[Dataset excerpt]
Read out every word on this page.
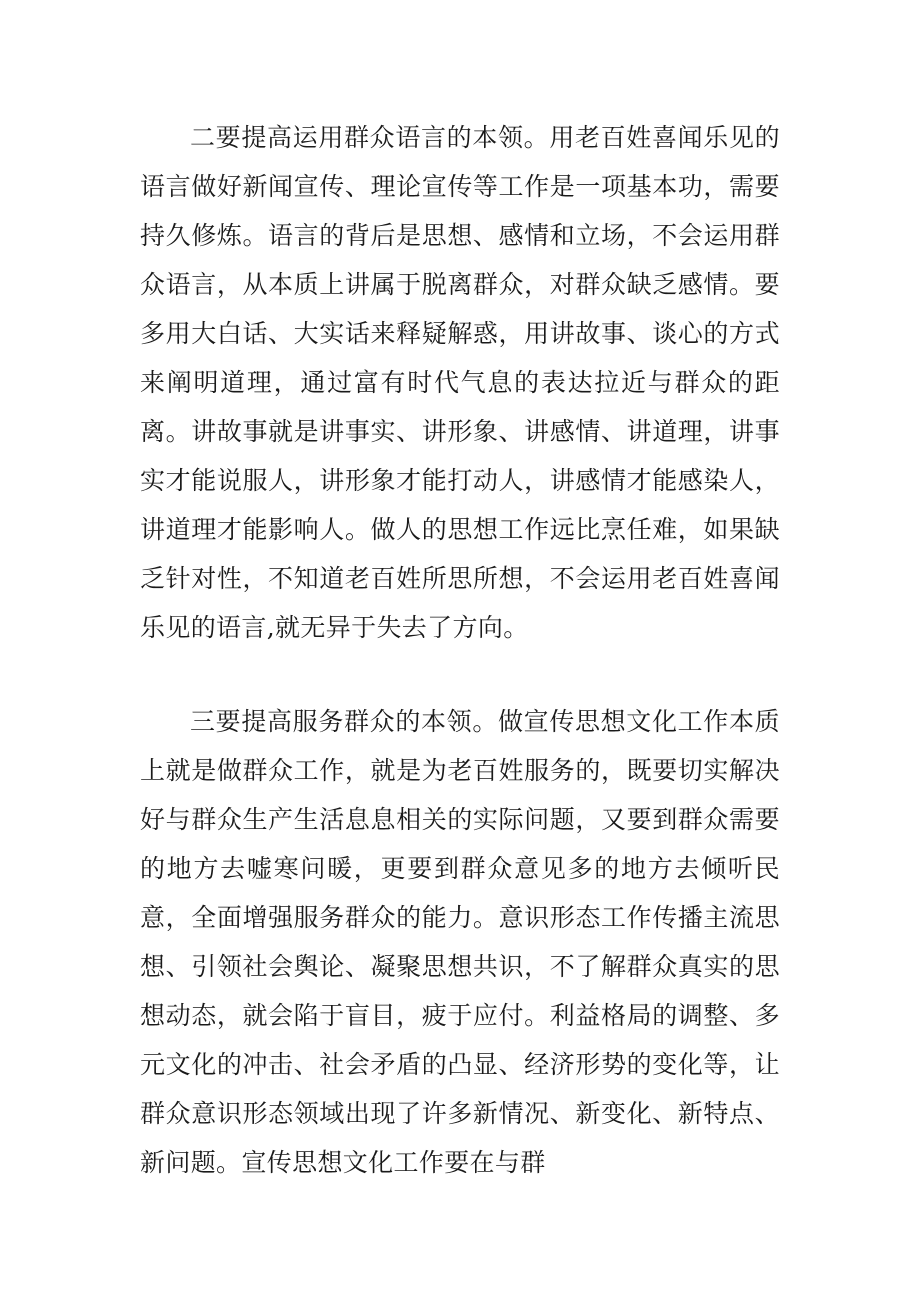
二要提高运用群众语言的本领。用老百姓喜闻乐见的语言做好新闻宣传、理论宣传等工作是一项基本功，需要持久修炼。语言的背后是思想、感情和立场，不会运用群众语言，从本质上讲属于脱离群众，对群众缺乏感情。要多用大白话、大实话来释疑解惑，用讲故事、谈心的方式来阐明道理，通过富有时代气息的表达拉近与群众的距离。讲故事就是讲事实、讲形象、讲感情、讲道理，讲事实才能说服人，讲形象才能打动人，讲感情才能感染人，讲道理才能影响人。做人的思想工作远比烹任难，如果缺乏针对性，不知道老百姓所思所想，不会运用老百姓喜闻乐见的语言,就无异于失去了方向。

三要提高服务群众的本领。做宣传思想文化工作本质上就是做群众工作，就是为老百姓服务的，既要切实解决好与群众生产生活息息相关的实际问题，又要到群众需要的地方去嘘寒问暖，更要到群众意见多的地方去倾听民意，全面增强服务群众的能力。意识形态工作传播主流思想、引领社会舆论、凝聚思想共识，不了解群众真实的思想动态，就会陷于盲目，疲于应付。利益格局的调整、多元文化的冲击、社会矛盾的凸显、经济形势的变化等，让群众意识形态领域出现了许多新情况、新变化、新特点、新问题。宣传思想文化工作要在与群
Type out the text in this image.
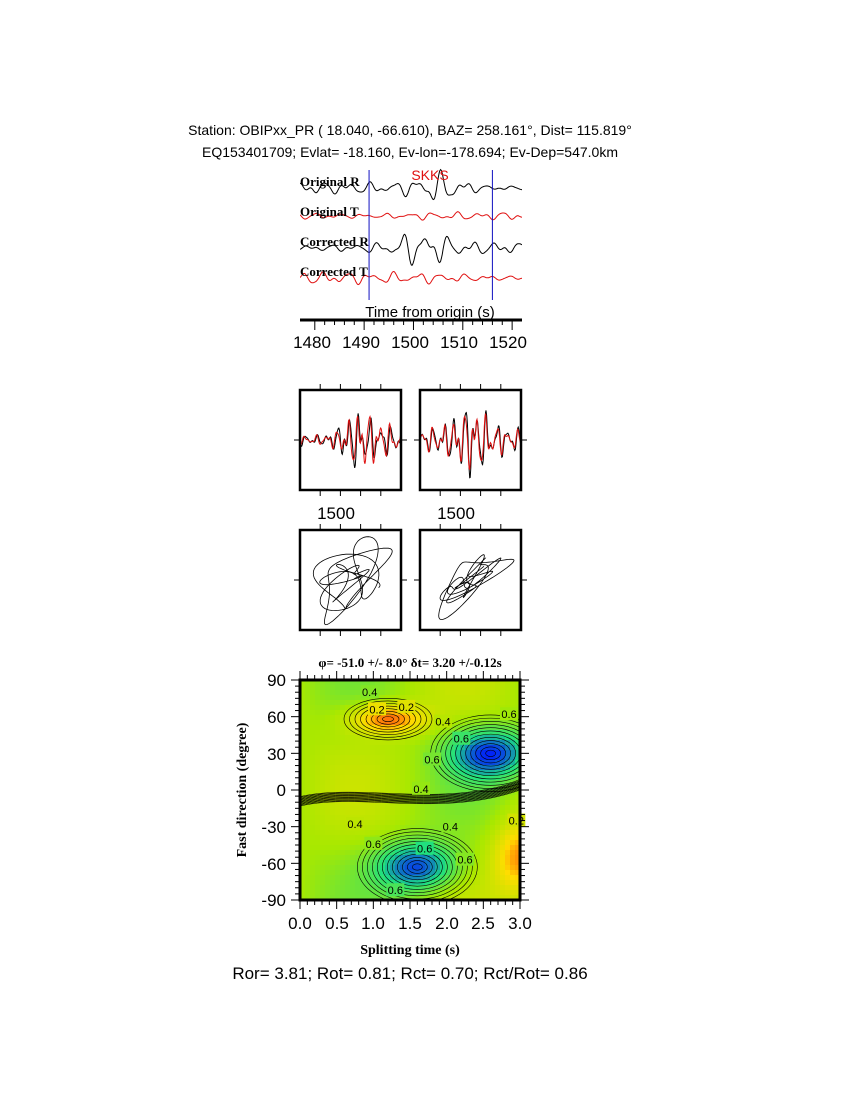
Station: OBIPxx_PR ( 18.040, -66.610), BAZ= 258.161°, Dist= 115.819°
EQ153401709; Evlat= -18.160, Ev-lon=-178.694; Ev-Dep=547.0km
Original R
Original T
Corrected R
Corrected T
SKKS
Time from origin (s)
1480 1490 1500 1510 1520
1500	1500
φ= -51.0 +/- 8.0° δt= 3.20 +/-0.12s
0.4
0.2 0.2
0.4
0.6
0.6
0.6
0.4
0.4
0.6
0.4
0.6
0.6
0.2
0.6
0.0 0.5 1.0 1.5 2.0 2.5 3.0
-90
-60
-30
0
30
60
90
Splitting time (s)
Fast direction (degree)
Ror= 3.81; Rot= 0.81; Rct= 0.70; Rct/Rot= 0.86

> _What the task asks_
Omit the pictures and give the material again, exactly and in full.

> _Written solution_
Read out every word on this page.
二要提高运用群众语言的本领。用老百姓喜闻乐见的语言做好新闻宣传、理论宣传等工作是一项基本功，需要持久修炼。语言的背后是思想、感情和立场，不会运用群众语言，从本质上讲属于脱离群众，对群众缺乏感情。要多用大白话、大实话来释疑解惑，用讲故事、谈心的方式来阐明道理，通过富有时代气息的表达拉近与群众的距离。讲故事就是讲事实、讲形象、讲感情、讲道理，讲事实才能说服人，讲形象才能打动人，讲感情才能感染人，讲道理才能影响人。做人的思想工作远比烹任难，如果缺乏针对性，不知道老百姓所思所想，不会运用老百姓喜闻乐见的语言,就无异于失去了方向。

三要提高服务群众的本领。做宣传思想文化工作本质上就是做群众工作，就是为老百姓服务的，既要切实解决好与群众生产生活息息相关的实际问题，又要到群众需要的地方去嘘寒问暖，更要到群众意见多的地方去倾听民意，全面增强服务群众的能力。意识形态工作传播主流思想、引领社会舆论、凝聚思想共识，不了解群众真实的思想动态，就会陷于盲目，疲于应付。利益格局的调整、多元文化的冲击、社会矛盾的凸显、经济形势的变化等，让群众意识形态领域出现了许多新情况、新变化、新特点、新问题。宣传思想文化工作要在与群
Type out the text in this image.
Station: OBIPxx_PR ( 18.040, -66.610), BAZ= 258.161°, Dist= 115.819°
EQ153401709; Evlat= -18.160, Ev-lon=-178.694; Ev-Dep=547.0km
Original R
Original T
Corrected R
Corrected T
SKKS
Time from origin (s)
1480 1490 1500 1510 1520
1500	1500
φ= -51.0 +/- 8.0° δt= 3.20 +/-0.12s
0.4
0.2 0.2
0.4
0.6
0.6
0.6
0.4
0.4
0.6
0.4
0.6
0.6
0.2
0.6
0.0 0.5 1.0 1.5 2.0 2.5 3.0
-90
-60
-30
0
30
60
90
Splitting time (s)
Fast direction (degree)
Ror= 3.81; Rot= 0.81; Rct= 0.70; Rct/Rot= 0.86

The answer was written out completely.